Description of the task - Copy each line of the material below that includes the string "ylabel".

(Records about charts and figures)
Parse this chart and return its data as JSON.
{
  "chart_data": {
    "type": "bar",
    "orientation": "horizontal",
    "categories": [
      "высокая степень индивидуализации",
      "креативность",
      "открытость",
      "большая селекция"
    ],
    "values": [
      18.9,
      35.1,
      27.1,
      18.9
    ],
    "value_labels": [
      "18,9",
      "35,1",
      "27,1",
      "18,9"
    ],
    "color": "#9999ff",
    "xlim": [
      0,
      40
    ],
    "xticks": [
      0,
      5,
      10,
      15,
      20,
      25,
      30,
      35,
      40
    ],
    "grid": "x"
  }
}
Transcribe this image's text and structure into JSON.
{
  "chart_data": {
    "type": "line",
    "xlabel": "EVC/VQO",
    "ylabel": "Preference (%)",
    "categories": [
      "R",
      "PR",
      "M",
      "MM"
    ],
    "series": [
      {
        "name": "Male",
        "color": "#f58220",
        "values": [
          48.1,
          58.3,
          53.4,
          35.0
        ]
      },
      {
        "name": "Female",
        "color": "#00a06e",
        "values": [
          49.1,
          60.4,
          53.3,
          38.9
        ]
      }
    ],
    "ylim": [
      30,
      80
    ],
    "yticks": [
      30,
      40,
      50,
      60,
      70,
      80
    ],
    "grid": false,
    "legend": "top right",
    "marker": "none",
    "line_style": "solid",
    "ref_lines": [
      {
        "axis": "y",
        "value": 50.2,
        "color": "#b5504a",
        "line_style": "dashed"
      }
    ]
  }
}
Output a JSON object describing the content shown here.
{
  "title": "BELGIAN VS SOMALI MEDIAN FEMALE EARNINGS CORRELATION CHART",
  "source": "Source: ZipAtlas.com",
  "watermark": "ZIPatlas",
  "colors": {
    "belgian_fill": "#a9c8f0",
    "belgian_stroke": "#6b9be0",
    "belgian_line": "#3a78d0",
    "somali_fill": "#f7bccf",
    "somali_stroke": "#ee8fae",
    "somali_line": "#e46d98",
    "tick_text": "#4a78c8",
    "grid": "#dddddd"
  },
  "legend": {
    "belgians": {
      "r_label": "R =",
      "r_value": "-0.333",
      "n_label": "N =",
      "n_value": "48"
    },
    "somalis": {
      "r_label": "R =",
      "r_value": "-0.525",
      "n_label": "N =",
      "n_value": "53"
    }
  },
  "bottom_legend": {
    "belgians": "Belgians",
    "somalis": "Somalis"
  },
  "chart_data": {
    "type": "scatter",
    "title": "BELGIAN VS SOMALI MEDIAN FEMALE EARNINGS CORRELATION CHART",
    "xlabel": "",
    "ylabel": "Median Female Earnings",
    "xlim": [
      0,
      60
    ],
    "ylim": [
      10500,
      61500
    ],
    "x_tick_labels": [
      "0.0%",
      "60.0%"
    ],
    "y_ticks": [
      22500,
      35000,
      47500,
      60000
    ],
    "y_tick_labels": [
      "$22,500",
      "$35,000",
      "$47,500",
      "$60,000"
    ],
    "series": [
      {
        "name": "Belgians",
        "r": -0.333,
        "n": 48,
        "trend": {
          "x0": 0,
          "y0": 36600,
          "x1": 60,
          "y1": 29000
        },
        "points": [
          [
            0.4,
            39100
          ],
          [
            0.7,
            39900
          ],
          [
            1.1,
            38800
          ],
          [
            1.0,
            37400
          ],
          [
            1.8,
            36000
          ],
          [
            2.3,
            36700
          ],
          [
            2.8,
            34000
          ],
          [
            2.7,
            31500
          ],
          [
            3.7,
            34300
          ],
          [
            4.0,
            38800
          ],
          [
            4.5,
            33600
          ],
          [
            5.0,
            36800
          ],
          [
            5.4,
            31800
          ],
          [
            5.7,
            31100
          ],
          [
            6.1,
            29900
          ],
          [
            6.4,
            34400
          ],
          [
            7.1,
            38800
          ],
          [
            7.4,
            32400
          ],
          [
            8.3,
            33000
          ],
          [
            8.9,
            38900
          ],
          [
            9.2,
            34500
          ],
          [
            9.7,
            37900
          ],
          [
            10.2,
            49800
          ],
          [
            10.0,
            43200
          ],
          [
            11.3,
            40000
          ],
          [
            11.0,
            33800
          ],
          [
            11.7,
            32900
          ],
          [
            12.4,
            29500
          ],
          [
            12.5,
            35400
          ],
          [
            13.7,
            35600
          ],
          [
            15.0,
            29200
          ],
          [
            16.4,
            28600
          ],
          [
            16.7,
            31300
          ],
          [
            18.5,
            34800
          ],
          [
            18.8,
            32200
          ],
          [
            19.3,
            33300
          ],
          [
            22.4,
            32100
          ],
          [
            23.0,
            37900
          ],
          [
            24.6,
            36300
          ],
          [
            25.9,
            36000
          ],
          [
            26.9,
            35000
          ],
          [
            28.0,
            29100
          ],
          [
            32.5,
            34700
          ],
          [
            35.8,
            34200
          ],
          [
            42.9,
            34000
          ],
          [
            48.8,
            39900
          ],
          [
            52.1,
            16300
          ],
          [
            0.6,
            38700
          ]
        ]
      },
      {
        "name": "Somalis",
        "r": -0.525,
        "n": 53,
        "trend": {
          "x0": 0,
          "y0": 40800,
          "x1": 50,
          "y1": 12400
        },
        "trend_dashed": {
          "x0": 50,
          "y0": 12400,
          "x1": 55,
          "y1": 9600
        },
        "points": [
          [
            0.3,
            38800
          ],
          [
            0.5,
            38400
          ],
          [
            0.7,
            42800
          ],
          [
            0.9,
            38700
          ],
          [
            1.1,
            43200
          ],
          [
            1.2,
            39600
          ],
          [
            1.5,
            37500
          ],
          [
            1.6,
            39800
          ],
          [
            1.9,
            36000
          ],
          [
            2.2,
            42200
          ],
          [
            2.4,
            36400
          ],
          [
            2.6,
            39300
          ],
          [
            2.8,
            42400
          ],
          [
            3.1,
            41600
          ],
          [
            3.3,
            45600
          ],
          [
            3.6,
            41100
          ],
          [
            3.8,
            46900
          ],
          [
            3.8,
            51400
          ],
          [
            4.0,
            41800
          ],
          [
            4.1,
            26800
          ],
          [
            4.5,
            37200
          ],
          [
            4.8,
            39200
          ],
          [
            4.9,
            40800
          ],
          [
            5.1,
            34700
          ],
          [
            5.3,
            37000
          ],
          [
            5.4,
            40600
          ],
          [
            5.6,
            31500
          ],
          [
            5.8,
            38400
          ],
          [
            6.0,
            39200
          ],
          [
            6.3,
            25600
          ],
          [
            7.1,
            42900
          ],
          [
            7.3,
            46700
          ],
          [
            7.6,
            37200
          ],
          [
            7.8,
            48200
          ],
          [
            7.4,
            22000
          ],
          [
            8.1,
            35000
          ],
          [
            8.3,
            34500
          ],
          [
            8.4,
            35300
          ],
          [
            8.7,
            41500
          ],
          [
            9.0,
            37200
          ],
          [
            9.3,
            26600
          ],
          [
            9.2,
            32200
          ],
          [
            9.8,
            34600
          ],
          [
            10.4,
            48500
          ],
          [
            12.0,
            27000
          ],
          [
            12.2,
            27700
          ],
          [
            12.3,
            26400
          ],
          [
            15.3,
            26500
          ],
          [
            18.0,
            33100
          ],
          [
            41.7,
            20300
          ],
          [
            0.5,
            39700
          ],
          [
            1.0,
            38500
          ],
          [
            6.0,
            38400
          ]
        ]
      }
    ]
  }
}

Answer for the task -
    "ylabel": "Preference (%)",
    "ylabel": "Median Female Earnings",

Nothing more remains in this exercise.